• _Requirement_
Set each entry down verbatim, omitting images.

● ● ● ●

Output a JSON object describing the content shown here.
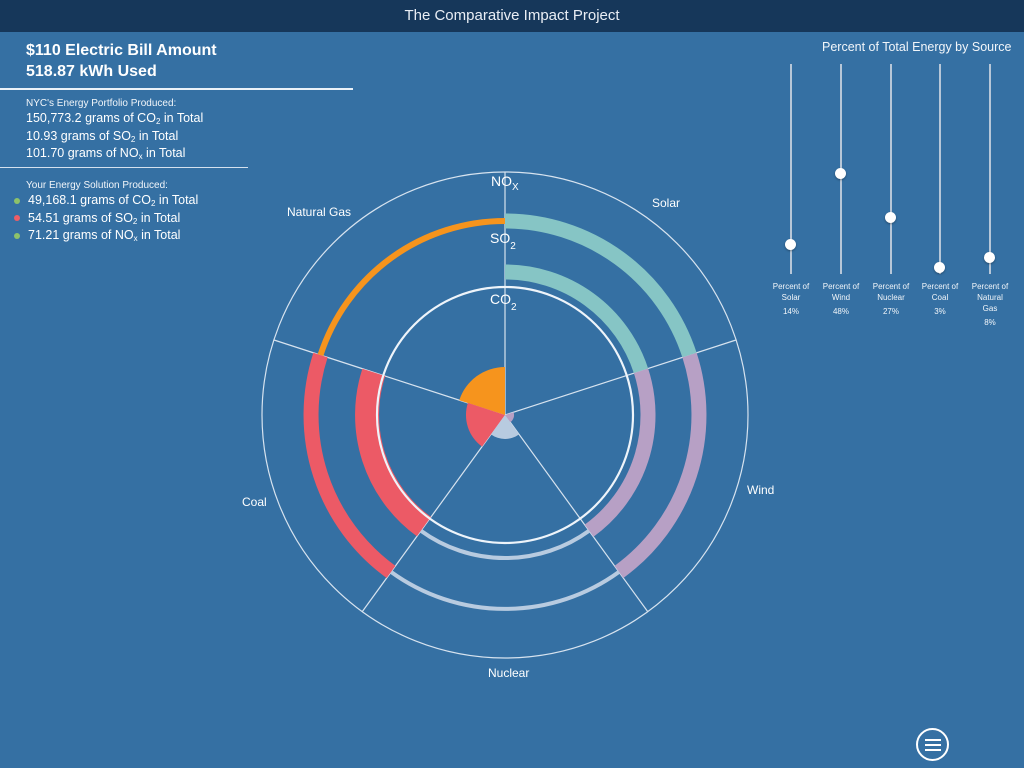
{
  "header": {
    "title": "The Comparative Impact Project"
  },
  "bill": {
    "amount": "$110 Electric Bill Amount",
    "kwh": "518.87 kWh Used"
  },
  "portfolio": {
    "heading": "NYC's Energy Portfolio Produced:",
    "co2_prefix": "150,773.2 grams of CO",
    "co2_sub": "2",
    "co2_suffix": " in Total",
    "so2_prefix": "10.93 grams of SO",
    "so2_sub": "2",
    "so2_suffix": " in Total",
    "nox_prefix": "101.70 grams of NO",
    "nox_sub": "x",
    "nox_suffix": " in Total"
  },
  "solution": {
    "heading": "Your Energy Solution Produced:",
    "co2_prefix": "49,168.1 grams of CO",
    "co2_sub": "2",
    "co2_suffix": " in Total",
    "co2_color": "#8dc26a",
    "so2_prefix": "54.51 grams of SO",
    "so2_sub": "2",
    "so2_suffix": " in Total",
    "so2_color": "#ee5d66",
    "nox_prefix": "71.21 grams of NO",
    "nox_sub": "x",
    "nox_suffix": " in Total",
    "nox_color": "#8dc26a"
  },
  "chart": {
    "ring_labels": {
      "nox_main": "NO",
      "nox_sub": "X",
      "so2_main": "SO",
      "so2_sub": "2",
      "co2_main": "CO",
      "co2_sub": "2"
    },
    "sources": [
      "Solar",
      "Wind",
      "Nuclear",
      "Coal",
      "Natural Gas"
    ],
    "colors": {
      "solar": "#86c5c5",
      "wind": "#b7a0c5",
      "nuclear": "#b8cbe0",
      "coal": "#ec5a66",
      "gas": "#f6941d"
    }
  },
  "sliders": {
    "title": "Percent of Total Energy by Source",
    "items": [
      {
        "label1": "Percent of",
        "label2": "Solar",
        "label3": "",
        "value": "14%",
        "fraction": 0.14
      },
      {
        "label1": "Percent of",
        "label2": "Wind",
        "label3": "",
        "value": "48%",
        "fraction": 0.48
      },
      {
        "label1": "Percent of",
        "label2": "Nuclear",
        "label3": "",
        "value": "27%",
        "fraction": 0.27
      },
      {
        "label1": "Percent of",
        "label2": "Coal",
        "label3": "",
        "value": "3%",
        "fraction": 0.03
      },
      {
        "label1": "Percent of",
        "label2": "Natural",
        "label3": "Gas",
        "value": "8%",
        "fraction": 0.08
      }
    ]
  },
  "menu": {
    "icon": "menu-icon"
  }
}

● ● ● ●

• _Exercise output_
Output a JSON object describing the content shown here.
{
  "header": {
    "title": "The Comparative Impact Project"
  },
  "bill": {
    "amount": "$110 Electric Bill Amount",
    "kwh": "518.87 kWh Used"
  },
  "portfolio": {
    "heading": "NYC's Energy Portfolio Produced:",
    "co2_prefix": "150,773.2 grams of CO",
    "co2_sub": "2",
    "co2_suffix": " in Total",
    "so2_prefix": "10.93 grams of SO",
    "so2_sub": "2",
    "so2_suffix": " in Total",
    "nox_prefix": "101.70 grams of NO",
    "nox_sub": "x",
    "nox_suffix": " in Total"
  },
  "solution": {
    "heading": "Your Energy Solution Produced:",
    "co2_prefix": "49,168.1 grams of CO",
    "co2_sub": "2",
    "co2_suffix": " in Total",
    "co2_color": "#8dc26a",
    "so2_prefix": "54.51 grams of SO",
    "so2_sub": "2",
    "so2_suffix": " in Total",
    "so2_color": "#ee5d66",
    "nox_prefix": "71.21 grams of NO",
    "nox_sub": "x",
    "nox_suffix": " in Total",
    "nox_color": "#8dc26a"
  },
  "chart": {
    "ring_labels": {
      "nox_main": "NO",
      "nox_sub": "X",
      "so2_main": "SO",
      "so2_sub": "2",
      "co2_main": "CO",
      "co2_sub": "2"
    },
    "sources": [
      "Solar",
      "Wind",
      "Nuclear",
      "Coal",
      "Natural Gas"
    ],
    "colors": {
      "solar": "#86c5c5",
      "wind": "#b7a0c5",
      "nuclear": "#b8cbe0",
      "coal": "#ec5a66",
      "gas": "#f6941d"
    }
  },
  "sliders": {
    "title": "Percent of Total Energy by Source",
    "items": [
      {
        "label1": "Percent of",
        "label2": "Solar",
        "label3": "",
        "value": "14%",
        "fraction": 0.14
      },
      {
        "label1": "Percent of",
        "label2": "Wind",
        "label3": "",
        "value": "48%",
        "fraction": 0.48
      },
      {
        "label1": "Percent of",
        "label2": "Nuclear",
        "label3": "",
        "value": "27%",
        "fraction": 0.27
      },
      {
        "label1": "Percent of",
        "label2": "Coal",
        "label3": "",
        "value": "3%",
        "fraction": 0.03
      },
      {
        "label1": "Percent of",
        "label2": "Natural",
        "label3": "Gas",
        "value": "8%",
        "fraction": 0.08
      }
    ]
  },
  "menu": {
    "icon": "menu-icon"
  }
}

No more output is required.